=== MATERIALS PROVIDED ===
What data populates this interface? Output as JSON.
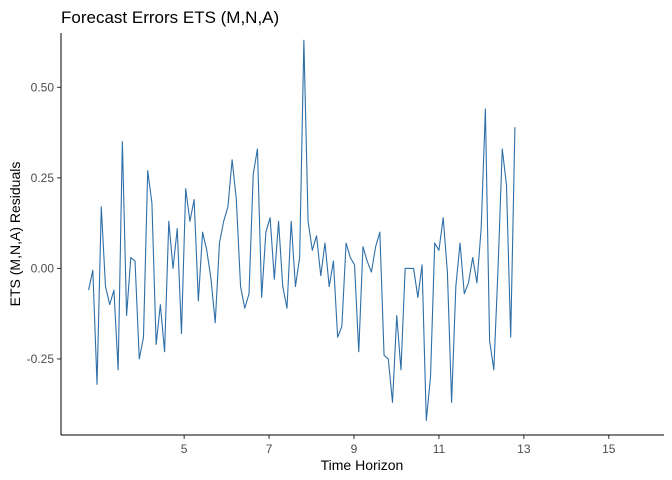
{
  "chart_data": {
    "type": "line",
    "title": "Forecast Errors ETS (M,N,A)",
    "xlabel": "Time Horizon",
    "ylabel": "ETS (M,N,A) Residuals",
    "xlim": [
      2.1,
      16.3
    ],
    "ylim": [
      -0.46,
      0.65
    ],
    "x_ticks": [
      5,
      7,
      9,
      11,
      13,
      15
    ],
    "y_ticks": [
      -0.25,
      0.0,
      0.25,
      0.5
    ],
    "x_tick_labels": [
      "5",
      "7",
      "9",
      "11",
      "13",
      "15"
    ],
    "y_tick_labels": [
      "-0.25",
      "0.00",
      "0.25",
      "0.50"
    ],
    "grid": false,
    "legend": "none",
    "x_start": 2.75,
    "x_step": 0.0994,
    "series": [
      {
        "color": "#2e6fa7",
        "values": [
          -0.06,
          -0.005,
          -0.32,
          0.17,
          -0.05,
          -0.1,
          -0.06,
          -0.28,
          0.35,
          -0.13,
          0.03,
          0.02,
          -0.25,
          -0.19,
          0.27,
          0.18,
          -0.21,
          -0.1,
          -0.23,
          0.13,
          0.0,
          0.11,
          -0.18,
          0.22,
          0.13,
          0.19,
          -0.09,
          0.1,
          0.05,
          -0.03,
          -0.15,
          0.07,
          0.13,
          0.17,
          0.3,
          0.19,
          -0.05,
          -0.11,
          -0.07,
          0.26,
          0.33,
          -0.08,
          0.1,
          0.14,
          -0.03,
          0.13,
          -0.05,
          -0.11,
          0.13,
          -0.05,
          0.03,
          0.63,
          0.13,
          0.05,
          0.09,
          -0.02,
          0.07,
          -0.05,
          0.02,
          -0.19,
          -0.16,
          0.07,
          0.03,
          0.01,
          -0.23,
          0.06,
          0.02,
          -0.01,
          0.06,
          0.1,
          -0.24,
          -0.25,
          -0.37,
          -0.13,
          -0.28,
          0.0,
          0.0,
          0.0,
          -0.08,
          0.01,
          -0.42,
          -0.3,
          0.07,
          0.05,
          0.14,
          -0.01,
          -0.37,
          -0.05,
          0.07,
          -0.07,
          -0.04,
          0.03,
          -0.04,
          0.11,
          0.44,
          -0.2,
          -0.28,
          0.0,
          0.33,
          0.23,
          -0.19,
          0.39
        ]
      }
    ]
  }
}
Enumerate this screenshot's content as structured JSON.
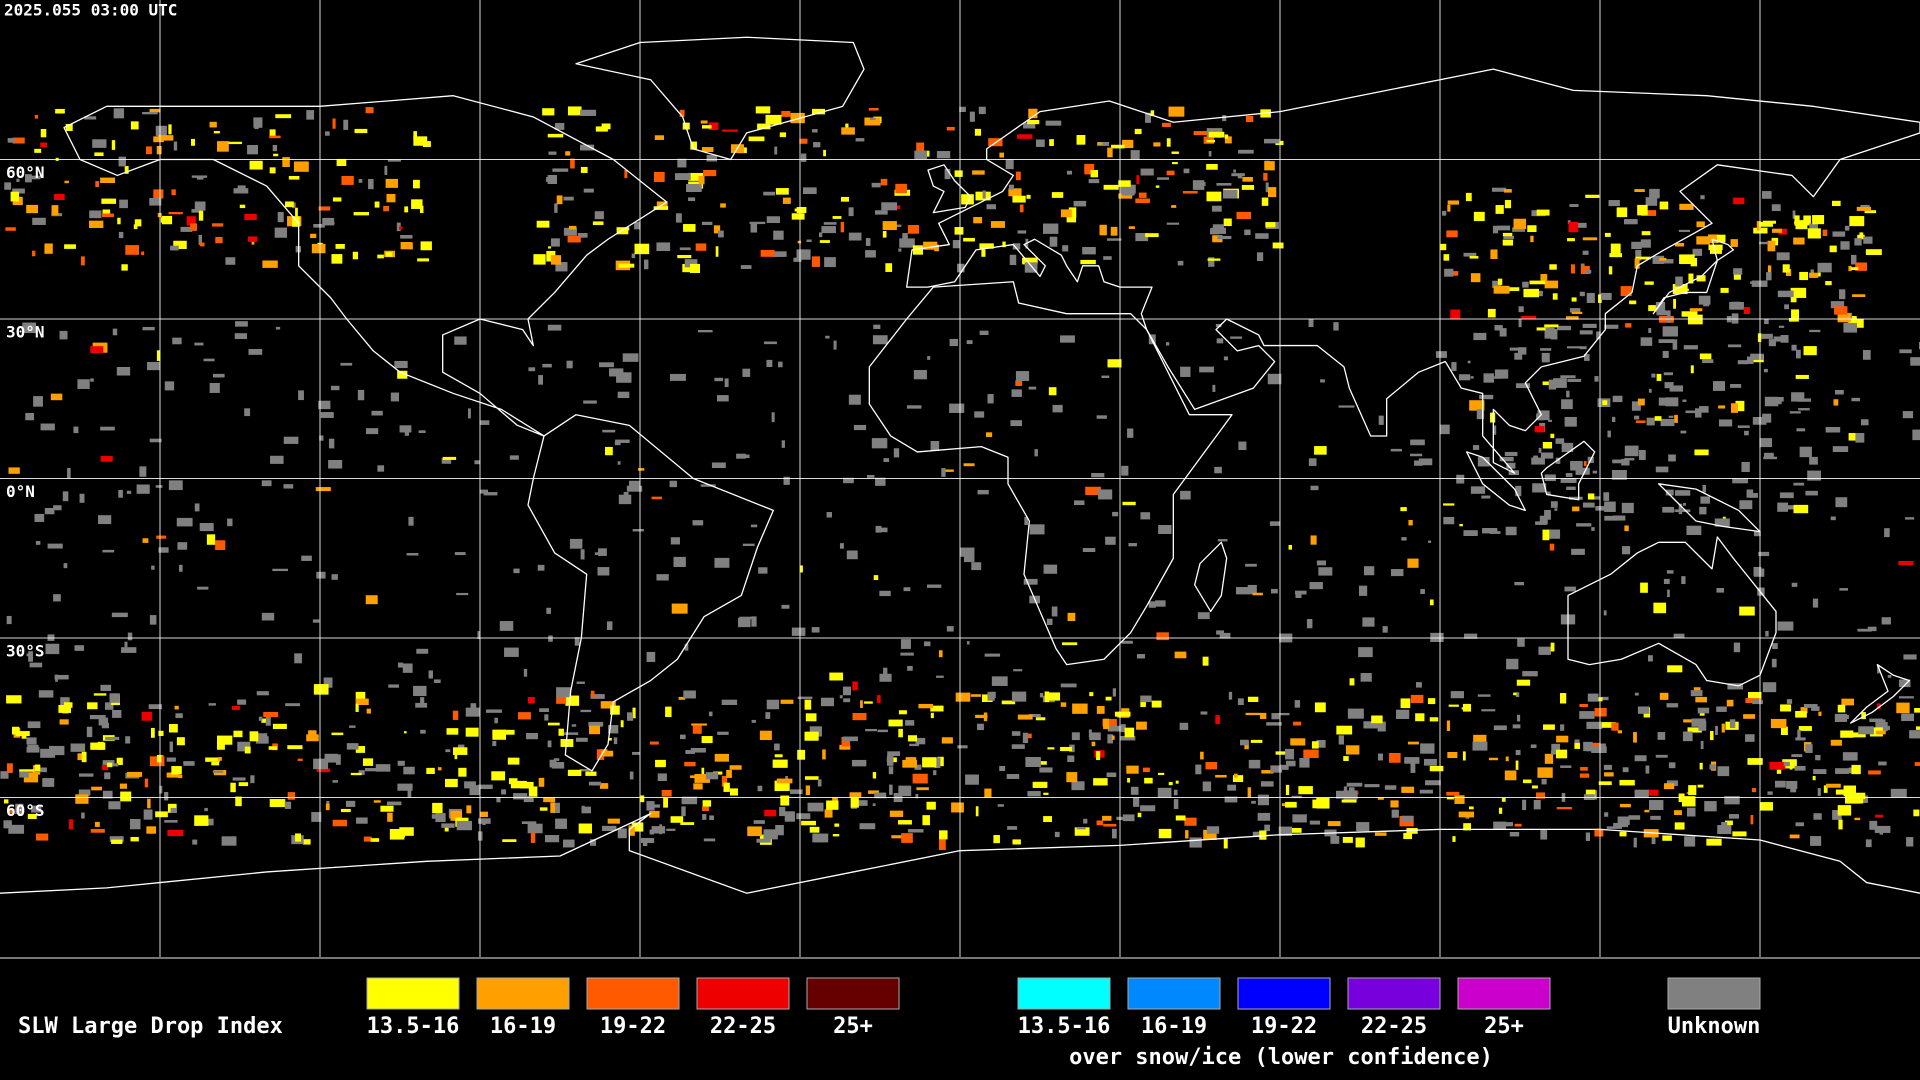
{
  "header": {
    "timestamp": "2025.055 03:00 UTC"
  },
  "map": {
    "lat_labels": [
      "60°N",
      "30°N",
      "0°N",
      "30°S",
      "60°S"
    ]
  },
  "legend": {
    "title": "SLW Large Drop Index",
    "items": [
      {
        "label": "13.5-16",
        "color": "#ffff00"
      },
      {
        "label": "16-19",
        "color": "#ffa000"
      },
      {
        "label": "19-22",
        "color": "#ff5a00"
      },
      {
        "label": "22-25",
        "color": "#ee0000"
      },
      {
        "label": "25+",
        "color": "#660000"
      }
    ],
    "snow_items": [
      {
        "label": "13.5-16",
        "color": "#00ffff"
      },
      {
        "label": "16-19",
        "color": "#0088ff"
      },
      {
        "label": "19-22",
        "color": "#0000ff"
      },
      {
        "label": "22-25",
        "color": "#7700dd"
      },
      {
        "label": "25+",
        "color": "#cc00cc"
      }
    ],
    "snow_caption": "over snow/ice (lower confidence)",
    "unknown": {
      "label": "Unknown",
      "color": "#808080"
    }
  }
}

=== BRIEF ===
Quote exactly the lines from the one that contains "Enumerate this screenshot's" through the end of the listing above, both ends included, leaving out the pictures.

=== RESULT ===
Enumerate this screenshot's content as structured JSON.
{
  "header": {
    "timestamp": "2025.055 03:00 UTC"
  },
  "map": {
    "lat_labels": [
      "60°N",
      "30°N",
      "0°N",
      "30°S",
      "60°S"
    ]
  },
  "legend": {
    "title": "SLW Large Drop Index",
    "items": [
      {
        "label": "13.5-16",
        "color": "#ffff00"
      },
      {
        "label": "16-19",
        "color": "#ffa000"
      },
      {
        "label": "19-22",
        "color": "#ff5a00"
      },
      {
        "label": "22-25",
        "color": "#ee0000"
      },
      {
        "label": "25+",
        "color": "#660000"
      }
    ],
    "snow_items": [
      {
        "label": "13.5-16",
        "color": "#00ffff"
      },
      {
        "label": "16-19",
        "color": "#0088ff"
      },
      {
        "label": "19-22",
        "color": "#0000ff"
      },
      {
        "label": "22-25",
        "color": "#7700dd"
      },
      {
        "label": "25+",
        "color": "#cc00cc"
      }
    ],
    "snow_caption": "over snow/ice (lower confidence)",
    "unknown": {
      "label": "Unknown",
      "color": "#808080"
    }
  }
}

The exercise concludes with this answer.